** EXERCISE INSTRUCTIONS **
Look for the string "heading" in every line, and copy each line that has it.

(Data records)

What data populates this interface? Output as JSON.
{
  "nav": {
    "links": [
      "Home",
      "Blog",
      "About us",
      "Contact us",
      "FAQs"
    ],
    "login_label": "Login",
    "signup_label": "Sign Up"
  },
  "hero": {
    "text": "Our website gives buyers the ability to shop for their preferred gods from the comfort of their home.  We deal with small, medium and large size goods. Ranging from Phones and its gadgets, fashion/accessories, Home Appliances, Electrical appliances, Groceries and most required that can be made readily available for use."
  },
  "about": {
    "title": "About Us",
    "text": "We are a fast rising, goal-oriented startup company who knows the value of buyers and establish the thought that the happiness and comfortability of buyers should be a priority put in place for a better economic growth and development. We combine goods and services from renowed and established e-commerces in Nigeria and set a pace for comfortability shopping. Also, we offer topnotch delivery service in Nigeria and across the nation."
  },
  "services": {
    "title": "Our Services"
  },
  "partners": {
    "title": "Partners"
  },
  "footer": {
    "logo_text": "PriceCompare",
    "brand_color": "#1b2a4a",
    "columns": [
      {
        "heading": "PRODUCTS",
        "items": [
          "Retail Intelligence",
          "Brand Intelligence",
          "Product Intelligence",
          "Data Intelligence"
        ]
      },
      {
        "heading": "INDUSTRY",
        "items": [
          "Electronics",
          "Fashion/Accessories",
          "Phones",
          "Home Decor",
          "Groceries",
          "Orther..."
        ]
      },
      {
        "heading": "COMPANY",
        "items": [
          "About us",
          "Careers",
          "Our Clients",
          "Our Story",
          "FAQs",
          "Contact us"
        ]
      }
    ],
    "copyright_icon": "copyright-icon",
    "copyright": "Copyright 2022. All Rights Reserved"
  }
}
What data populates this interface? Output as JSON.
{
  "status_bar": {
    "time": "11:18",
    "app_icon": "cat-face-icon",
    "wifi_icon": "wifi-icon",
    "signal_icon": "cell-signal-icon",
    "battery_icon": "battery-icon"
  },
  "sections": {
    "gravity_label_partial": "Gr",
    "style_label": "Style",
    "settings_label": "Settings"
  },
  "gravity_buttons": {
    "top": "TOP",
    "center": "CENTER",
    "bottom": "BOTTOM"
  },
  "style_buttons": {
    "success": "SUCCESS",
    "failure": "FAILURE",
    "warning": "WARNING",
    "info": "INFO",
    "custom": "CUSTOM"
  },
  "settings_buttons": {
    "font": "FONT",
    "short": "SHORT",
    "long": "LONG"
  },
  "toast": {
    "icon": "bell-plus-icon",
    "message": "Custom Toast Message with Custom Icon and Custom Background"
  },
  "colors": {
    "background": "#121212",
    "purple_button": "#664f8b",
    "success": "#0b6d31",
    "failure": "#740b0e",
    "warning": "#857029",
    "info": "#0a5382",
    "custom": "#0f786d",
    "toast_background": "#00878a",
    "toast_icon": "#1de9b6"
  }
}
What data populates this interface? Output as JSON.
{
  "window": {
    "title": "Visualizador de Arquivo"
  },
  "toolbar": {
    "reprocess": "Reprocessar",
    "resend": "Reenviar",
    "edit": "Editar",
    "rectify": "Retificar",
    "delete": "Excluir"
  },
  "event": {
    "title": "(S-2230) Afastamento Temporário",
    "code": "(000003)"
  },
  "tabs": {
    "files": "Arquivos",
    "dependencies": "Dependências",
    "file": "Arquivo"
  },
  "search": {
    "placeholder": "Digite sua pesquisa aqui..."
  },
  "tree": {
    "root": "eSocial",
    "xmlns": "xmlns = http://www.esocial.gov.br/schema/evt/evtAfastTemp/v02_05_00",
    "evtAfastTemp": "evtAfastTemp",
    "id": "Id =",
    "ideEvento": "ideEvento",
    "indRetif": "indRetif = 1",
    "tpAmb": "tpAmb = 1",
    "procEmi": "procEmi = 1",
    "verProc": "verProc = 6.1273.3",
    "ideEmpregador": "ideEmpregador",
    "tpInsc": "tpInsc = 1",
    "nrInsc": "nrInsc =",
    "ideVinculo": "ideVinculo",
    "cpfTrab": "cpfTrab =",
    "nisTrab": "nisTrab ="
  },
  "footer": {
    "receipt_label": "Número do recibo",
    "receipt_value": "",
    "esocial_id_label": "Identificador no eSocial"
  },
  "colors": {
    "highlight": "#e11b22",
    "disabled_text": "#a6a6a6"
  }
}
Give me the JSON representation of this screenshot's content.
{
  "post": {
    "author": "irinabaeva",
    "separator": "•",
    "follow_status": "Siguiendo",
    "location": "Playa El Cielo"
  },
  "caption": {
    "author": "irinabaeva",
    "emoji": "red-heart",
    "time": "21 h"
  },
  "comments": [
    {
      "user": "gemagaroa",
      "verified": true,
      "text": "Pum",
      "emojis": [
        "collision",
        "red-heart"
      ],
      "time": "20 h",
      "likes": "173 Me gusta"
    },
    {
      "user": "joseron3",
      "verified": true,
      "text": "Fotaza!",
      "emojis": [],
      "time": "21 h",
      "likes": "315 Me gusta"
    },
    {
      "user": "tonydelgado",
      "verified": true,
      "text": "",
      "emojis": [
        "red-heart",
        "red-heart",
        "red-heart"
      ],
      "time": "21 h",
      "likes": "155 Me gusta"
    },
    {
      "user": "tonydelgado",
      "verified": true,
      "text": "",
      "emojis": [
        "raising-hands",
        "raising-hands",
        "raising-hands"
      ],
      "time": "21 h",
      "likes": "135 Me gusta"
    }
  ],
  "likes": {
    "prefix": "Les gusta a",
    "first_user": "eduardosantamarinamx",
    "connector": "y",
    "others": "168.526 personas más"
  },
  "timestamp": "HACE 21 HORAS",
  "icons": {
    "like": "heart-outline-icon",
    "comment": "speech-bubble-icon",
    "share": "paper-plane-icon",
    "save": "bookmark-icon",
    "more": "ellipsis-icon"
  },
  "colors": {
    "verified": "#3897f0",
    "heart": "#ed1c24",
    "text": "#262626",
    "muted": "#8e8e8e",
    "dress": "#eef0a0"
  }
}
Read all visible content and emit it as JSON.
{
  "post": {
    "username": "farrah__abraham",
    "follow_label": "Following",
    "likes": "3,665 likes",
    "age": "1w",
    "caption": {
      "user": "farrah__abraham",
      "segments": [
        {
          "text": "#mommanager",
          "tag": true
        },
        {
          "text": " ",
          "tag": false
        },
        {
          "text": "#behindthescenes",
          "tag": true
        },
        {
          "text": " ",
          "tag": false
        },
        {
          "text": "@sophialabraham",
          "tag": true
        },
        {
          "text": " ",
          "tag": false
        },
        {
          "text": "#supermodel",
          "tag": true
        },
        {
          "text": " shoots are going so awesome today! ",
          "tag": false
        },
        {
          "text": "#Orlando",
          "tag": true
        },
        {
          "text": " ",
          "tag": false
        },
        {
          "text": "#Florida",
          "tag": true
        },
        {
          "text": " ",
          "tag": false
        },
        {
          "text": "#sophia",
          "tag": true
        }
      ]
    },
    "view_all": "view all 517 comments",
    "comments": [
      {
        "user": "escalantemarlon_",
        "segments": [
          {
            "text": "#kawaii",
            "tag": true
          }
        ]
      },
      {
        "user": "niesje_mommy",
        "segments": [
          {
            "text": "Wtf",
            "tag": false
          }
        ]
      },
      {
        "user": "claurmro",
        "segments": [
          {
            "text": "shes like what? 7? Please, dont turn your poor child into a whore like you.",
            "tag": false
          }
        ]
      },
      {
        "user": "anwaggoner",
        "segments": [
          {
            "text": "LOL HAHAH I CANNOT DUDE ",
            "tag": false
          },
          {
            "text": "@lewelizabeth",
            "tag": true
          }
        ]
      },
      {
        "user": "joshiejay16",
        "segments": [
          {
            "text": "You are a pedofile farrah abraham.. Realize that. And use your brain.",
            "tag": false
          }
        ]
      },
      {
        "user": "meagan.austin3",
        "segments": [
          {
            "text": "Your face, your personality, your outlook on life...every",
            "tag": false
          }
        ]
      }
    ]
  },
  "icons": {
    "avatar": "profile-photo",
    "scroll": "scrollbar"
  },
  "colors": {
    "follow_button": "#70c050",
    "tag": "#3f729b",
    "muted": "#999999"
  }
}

** RESPONSE TO THIS TASK **
        "heading": "PRODUCTS",
        "heading": "INDUSTRY",
        "heading": "COMPANY",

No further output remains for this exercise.